Do this |
Only the number is wanted: how many lines hold the word "title"?

(Collected data entries)
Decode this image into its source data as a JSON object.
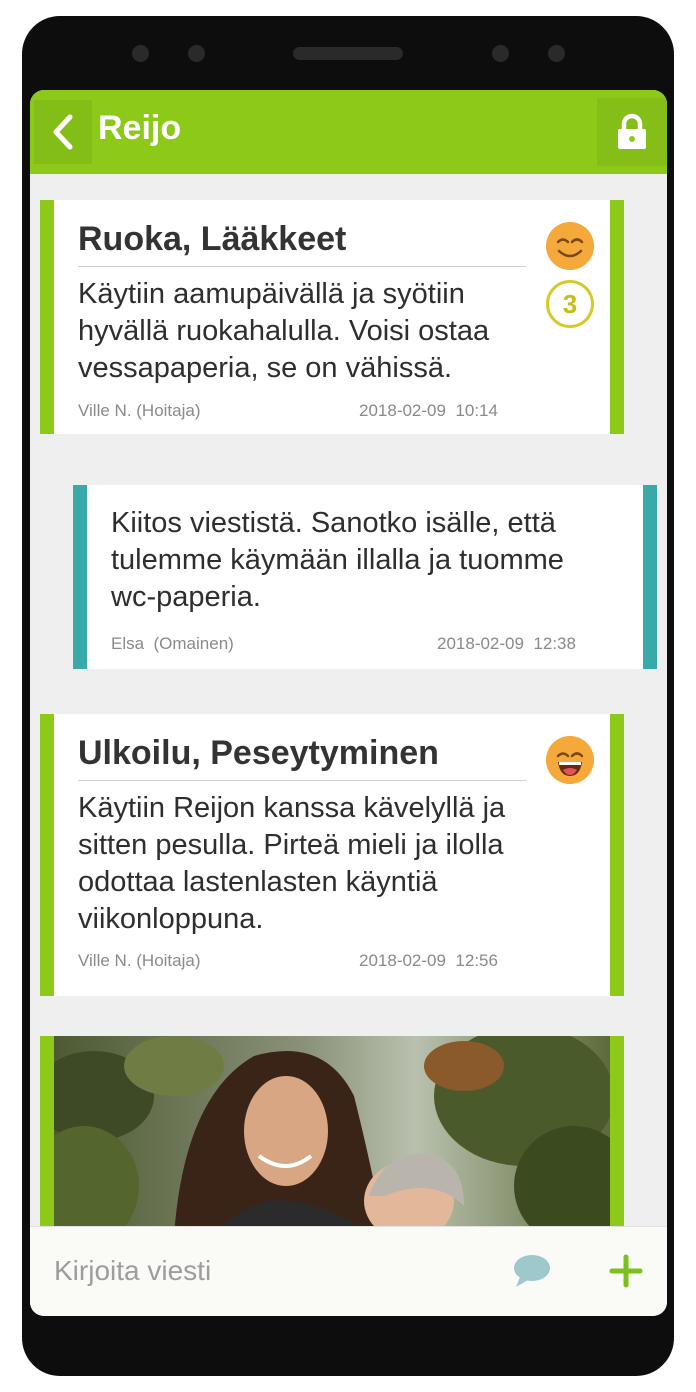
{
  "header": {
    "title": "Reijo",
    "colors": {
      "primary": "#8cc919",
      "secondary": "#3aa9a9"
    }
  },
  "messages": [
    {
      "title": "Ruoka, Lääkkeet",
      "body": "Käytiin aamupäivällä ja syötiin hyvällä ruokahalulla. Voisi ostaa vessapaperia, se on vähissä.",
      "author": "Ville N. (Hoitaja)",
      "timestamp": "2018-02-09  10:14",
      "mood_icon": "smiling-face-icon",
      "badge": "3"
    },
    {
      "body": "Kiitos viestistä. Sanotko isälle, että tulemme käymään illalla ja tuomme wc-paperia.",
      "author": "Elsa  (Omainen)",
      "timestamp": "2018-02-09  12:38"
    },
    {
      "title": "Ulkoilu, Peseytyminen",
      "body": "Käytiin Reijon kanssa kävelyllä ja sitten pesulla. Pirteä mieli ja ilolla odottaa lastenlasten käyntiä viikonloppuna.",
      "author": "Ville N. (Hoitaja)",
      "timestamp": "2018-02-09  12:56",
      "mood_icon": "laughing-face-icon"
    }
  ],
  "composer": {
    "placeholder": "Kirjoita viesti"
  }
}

--

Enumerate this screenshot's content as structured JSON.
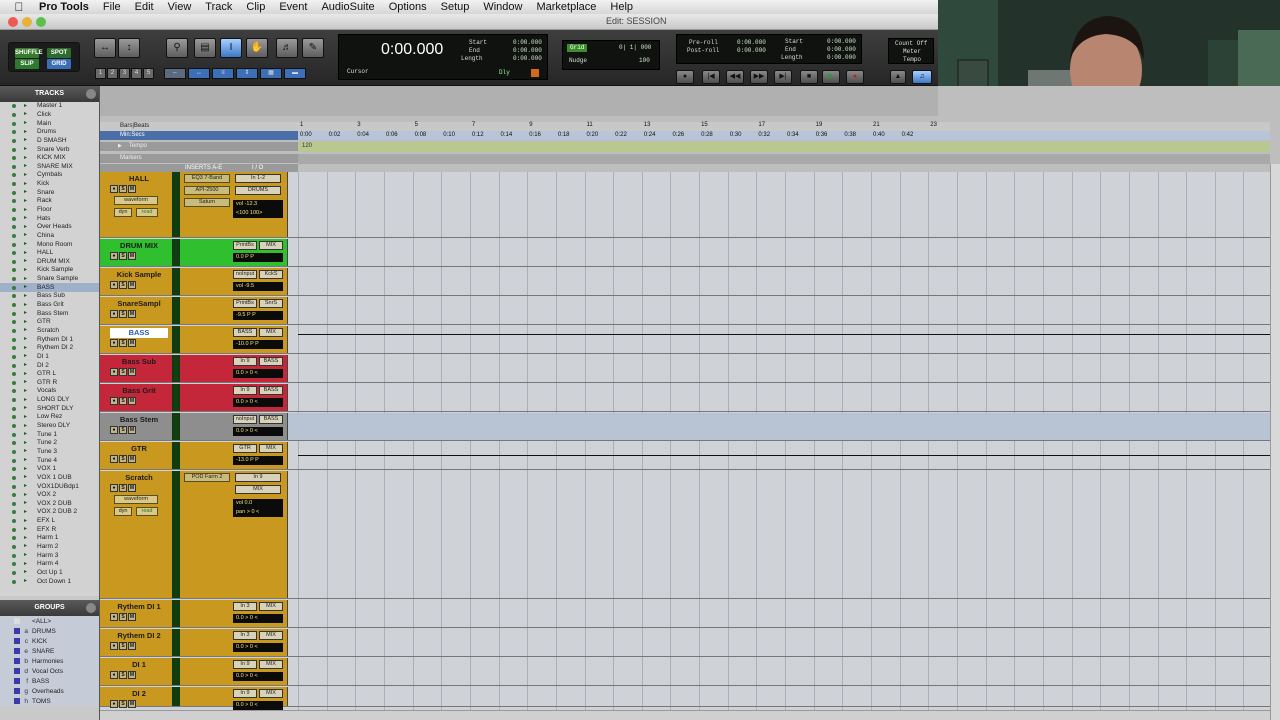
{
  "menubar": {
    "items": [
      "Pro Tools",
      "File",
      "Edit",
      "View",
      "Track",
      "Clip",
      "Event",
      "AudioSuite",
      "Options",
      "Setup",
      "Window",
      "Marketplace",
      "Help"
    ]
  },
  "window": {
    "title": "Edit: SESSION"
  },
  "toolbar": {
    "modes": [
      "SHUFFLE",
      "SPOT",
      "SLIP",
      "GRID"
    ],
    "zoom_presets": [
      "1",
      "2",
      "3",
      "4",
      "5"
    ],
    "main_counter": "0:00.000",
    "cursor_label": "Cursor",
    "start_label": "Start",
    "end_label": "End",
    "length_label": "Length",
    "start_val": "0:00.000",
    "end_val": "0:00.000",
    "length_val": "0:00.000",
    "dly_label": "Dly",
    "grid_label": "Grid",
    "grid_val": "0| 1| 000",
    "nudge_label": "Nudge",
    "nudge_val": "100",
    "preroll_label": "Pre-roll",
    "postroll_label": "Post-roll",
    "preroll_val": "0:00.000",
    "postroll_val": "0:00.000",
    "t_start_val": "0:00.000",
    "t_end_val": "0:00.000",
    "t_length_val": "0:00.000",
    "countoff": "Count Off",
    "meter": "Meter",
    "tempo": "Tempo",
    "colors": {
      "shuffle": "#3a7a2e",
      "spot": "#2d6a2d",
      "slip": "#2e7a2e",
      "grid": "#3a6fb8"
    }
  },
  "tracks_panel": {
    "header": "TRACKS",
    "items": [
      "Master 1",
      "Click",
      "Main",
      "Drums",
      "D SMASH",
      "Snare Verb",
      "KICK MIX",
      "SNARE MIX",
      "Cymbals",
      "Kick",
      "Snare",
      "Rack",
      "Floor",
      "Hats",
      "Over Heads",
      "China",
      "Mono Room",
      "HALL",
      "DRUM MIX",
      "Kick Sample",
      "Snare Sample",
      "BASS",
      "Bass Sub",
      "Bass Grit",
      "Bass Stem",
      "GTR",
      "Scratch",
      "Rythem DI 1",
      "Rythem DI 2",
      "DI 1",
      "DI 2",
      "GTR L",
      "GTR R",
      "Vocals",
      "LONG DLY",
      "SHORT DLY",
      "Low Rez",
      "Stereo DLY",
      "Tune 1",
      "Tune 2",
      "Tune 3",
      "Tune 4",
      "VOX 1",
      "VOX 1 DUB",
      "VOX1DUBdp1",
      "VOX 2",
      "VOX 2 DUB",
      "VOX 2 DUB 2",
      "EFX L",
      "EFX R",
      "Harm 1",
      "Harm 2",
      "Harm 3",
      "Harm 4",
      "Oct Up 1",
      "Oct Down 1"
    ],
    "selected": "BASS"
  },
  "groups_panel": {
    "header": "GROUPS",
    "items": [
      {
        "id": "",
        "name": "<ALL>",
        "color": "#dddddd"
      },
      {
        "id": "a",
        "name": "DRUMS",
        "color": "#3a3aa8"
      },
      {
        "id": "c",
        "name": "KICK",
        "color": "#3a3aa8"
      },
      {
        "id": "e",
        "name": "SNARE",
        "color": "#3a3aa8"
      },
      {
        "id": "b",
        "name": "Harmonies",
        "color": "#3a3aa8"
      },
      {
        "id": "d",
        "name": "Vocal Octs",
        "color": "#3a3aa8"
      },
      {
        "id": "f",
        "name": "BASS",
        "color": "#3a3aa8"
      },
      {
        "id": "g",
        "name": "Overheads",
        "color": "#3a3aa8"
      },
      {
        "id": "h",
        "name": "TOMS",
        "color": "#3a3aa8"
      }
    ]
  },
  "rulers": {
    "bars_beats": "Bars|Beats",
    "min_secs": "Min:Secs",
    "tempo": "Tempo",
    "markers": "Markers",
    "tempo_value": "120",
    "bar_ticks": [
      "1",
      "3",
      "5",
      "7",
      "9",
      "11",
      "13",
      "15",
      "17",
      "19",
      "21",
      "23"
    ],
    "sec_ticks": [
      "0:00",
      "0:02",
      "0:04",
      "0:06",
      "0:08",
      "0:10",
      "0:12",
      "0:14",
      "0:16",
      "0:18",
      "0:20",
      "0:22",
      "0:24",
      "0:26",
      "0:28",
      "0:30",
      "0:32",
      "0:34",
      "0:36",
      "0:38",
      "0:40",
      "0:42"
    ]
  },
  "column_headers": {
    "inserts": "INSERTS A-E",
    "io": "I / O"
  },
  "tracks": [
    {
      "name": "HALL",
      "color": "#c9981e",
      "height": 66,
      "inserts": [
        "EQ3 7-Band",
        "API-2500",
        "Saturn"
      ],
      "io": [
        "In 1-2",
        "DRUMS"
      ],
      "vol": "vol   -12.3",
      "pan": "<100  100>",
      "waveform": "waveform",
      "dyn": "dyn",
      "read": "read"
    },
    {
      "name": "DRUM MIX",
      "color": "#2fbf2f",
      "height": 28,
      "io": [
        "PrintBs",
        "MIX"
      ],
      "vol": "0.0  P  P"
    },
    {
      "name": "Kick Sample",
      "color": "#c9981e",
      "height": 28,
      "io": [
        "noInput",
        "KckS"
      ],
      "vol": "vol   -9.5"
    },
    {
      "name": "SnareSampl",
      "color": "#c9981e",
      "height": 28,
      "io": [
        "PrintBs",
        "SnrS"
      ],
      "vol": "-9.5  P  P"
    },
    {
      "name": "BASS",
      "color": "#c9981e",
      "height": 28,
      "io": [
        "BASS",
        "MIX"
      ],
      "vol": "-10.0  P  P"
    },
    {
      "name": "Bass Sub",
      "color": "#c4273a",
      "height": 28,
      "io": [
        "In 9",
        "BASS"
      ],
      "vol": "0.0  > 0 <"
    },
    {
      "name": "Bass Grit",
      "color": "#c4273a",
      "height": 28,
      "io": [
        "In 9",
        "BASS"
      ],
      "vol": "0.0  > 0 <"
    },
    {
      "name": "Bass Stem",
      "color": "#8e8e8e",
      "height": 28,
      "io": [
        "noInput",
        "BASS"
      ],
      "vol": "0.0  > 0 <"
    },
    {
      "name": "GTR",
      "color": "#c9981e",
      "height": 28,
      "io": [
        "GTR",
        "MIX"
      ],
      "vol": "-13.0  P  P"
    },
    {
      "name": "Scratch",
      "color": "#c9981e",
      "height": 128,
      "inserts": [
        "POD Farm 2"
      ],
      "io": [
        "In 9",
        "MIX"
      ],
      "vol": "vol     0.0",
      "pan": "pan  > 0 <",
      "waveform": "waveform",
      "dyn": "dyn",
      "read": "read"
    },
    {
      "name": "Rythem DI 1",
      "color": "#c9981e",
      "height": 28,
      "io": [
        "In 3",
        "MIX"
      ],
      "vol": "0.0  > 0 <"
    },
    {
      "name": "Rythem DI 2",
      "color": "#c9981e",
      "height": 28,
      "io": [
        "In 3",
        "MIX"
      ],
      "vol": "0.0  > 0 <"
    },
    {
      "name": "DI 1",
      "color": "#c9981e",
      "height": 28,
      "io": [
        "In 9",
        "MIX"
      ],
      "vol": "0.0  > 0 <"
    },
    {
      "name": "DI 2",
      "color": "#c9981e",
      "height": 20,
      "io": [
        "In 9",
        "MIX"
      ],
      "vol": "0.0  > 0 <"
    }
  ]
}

Response to this exercise |
4